#### [Text shown]
+ + + +
A couple of months ago, my co-worker David came to me with a question. Our boss, Dan, wouldn't tell him his birthday. David asked if I could find it for him. I ended up finding it through a public-records search provider called PeopleFinders. It cost $10 to get our boss's birthday, address, phone numbers, previous residences, and relatives' names. (For about $40, I could have dug even deeper.) Dan was amazed and a little frightened when we brought up his birthday at lunch, sprinkling in references to the other data I bought. He confirmed that most of what PeopleFinders gave me was correct, but some of it was vague (e.g. phone numbers without an area code).
I split the cost of this inquiry with David, so I got a bit of amusement for five bucks. I'm a little unnerved about the promotional mail I get from PeopleFinders now, though. One recent campaign arrived, twice, with the following text:
Whether you meet them by the pool, at a ball game or even camping, the fascinating people that you encounter on vacation can be the highlight of your summer. With any new relationship, it is always better to be safe than sorry.
+ + + +
#### [Assignment]
Decide whether each statement agrees with the PeopleFinders account, answering yes or no and quoting the words that settle it: (a) getting the boss's information cost $10; (b) Dan confirmed that everything PeopleFinders supplied was correct; (c) one promotional campaign arrived twice. The material that comes next has no connection to the PeopleFinders account.

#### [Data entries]
+ + + +
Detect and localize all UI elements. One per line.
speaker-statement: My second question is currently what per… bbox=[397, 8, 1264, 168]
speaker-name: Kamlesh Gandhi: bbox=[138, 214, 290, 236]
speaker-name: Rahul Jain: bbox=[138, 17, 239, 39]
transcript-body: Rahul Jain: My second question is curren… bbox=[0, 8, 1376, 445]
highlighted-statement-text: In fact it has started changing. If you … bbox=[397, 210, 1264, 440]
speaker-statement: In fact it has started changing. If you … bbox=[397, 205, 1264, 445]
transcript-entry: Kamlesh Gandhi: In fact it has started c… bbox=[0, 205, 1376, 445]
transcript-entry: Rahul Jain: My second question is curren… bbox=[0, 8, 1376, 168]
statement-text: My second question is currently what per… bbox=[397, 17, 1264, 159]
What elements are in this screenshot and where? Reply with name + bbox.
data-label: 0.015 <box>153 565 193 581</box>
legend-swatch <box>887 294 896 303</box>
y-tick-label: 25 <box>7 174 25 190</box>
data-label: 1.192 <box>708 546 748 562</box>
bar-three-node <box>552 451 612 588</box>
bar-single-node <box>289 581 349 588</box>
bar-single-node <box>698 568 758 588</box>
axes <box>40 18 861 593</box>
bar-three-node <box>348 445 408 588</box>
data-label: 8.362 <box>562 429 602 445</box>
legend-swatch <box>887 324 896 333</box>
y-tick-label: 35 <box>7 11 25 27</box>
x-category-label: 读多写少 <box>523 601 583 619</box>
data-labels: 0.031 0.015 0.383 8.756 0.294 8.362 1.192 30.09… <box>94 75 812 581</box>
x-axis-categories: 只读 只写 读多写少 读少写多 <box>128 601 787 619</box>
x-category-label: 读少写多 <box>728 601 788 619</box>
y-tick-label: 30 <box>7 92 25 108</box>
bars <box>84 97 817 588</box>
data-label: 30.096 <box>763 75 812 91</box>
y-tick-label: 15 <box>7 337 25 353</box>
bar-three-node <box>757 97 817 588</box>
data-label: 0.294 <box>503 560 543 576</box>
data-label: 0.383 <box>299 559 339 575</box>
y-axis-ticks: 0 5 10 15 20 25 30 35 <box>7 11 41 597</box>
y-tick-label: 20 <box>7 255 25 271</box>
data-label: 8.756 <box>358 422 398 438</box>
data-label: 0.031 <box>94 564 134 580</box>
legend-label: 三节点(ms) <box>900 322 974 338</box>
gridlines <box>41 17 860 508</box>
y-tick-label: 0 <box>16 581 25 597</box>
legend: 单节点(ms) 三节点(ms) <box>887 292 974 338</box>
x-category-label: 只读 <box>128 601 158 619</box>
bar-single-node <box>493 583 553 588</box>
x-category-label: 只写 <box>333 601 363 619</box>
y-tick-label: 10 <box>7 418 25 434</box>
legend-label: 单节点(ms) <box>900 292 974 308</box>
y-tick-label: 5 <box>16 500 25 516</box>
+ + + +
#### [Task response]
(a) Yes: "It cost $10 to get our boss's birthday, address, phone numbers, previous residences, and relatives' names."
(b) No: "He confirmed that most of what PeopleFinders gave me was correct, but some of it was vague"
(c) Yes: "One recent campaign arrived, twice, with the following text:"